#### Dataset excerpts
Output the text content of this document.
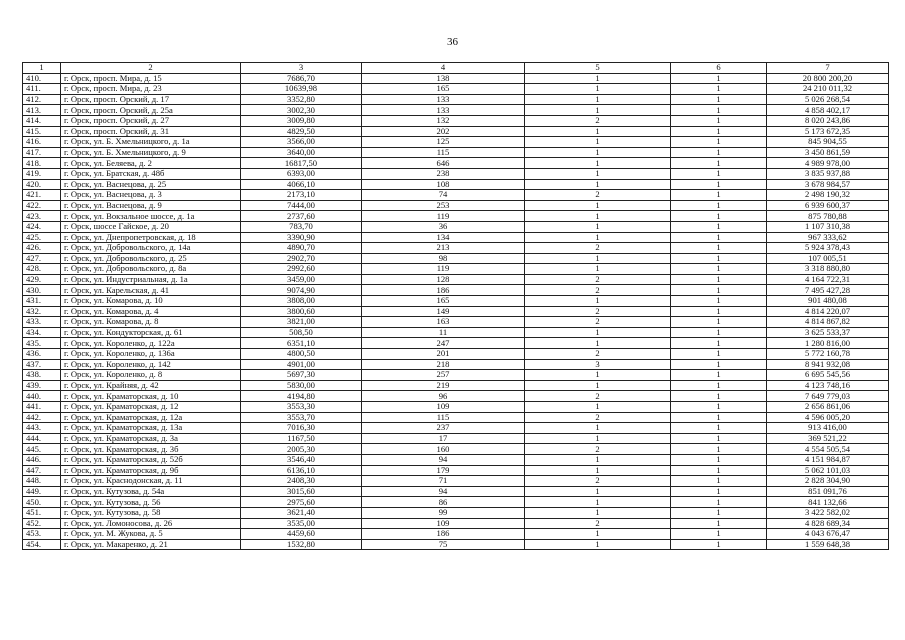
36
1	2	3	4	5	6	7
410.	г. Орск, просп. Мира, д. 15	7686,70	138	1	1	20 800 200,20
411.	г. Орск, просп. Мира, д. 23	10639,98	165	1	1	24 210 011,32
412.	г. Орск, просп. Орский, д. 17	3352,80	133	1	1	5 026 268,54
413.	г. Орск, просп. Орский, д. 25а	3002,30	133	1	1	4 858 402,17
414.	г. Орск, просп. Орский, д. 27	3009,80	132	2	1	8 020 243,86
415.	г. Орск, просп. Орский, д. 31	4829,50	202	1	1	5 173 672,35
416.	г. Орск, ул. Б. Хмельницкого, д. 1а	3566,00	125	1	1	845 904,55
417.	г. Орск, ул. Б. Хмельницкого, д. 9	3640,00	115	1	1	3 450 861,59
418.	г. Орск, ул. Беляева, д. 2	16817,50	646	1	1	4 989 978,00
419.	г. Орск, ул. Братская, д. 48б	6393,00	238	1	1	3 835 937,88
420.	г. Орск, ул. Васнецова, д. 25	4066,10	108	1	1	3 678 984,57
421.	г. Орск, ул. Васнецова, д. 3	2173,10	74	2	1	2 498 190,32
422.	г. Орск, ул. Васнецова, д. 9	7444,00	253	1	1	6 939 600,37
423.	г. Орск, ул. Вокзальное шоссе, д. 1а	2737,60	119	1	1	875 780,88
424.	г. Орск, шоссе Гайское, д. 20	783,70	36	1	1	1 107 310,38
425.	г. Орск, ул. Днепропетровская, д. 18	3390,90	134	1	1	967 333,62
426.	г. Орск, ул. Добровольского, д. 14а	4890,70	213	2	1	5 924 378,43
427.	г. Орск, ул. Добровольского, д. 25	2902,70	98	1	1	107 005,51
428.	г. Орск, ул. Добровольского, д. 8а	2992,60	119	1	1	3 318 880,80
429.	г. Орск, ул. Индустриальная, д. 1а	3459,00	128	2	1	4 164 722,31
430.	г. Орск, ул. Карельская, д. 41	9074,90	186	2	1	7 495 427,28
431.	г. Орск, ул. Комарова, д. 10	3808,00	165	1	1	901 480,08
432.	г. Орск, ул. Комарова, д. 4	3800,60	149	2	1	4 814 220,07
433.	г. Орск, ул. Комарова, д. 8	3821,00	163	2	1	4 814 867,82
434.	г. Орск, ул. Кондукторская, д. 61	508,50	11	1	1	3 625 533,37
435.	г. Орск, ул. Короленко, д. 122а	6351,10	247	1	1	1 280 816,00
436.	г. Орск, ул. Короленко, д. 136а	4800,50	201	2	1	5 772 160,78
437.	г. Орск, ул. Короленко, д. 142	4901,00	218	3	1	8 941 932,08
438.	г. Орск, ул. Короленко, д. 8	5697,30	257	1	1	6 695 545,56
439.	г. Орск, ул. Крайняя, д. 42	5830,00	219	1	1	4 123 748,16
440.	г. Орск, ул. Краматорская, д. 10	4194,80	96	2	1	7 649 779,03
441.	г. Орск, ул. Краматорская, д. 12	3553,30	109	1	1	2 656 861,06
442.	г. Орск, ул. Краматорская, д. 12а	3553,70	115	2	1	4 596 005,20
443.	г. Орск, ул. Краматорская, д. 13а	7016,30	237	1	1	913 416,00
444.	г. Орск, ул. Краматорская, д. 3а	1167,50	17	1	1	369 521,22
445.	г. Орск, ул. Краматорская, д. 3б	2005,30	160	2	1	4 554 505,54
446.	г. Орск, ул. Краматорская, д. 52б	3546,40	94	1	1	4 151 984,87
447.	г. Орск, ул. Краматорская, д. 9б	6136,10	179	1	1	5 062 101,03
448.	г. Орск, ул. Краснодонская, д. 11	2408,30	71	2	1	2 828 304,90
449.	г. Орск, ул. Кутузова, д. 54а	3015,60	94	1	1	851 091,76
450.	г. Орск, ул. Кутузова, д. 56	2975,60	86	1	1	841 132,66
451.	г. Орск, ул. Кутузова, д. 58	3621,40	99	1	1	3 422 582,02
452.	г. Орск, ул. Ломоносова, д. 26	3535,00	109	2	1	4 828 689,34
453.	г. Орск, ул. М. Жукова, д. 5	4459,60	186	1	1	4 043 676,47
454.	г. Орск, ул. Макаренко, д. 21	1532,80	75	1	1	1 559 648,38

#### What you are asked to do
Copy every line of the records above that holds the word "Васнецова".

#### Task solution
420.	г. Орск, ул. Васнецова, д. 25	4066,10	108	1	1	3 678 984,57
421.	г. Орск, ул. Васнецова, д. 3	2173,10	74	2	1	2 498 190,32
422.	г. Орск, ул. Васнецова, д. 9	7444,00	253	1	1	6 939 600,37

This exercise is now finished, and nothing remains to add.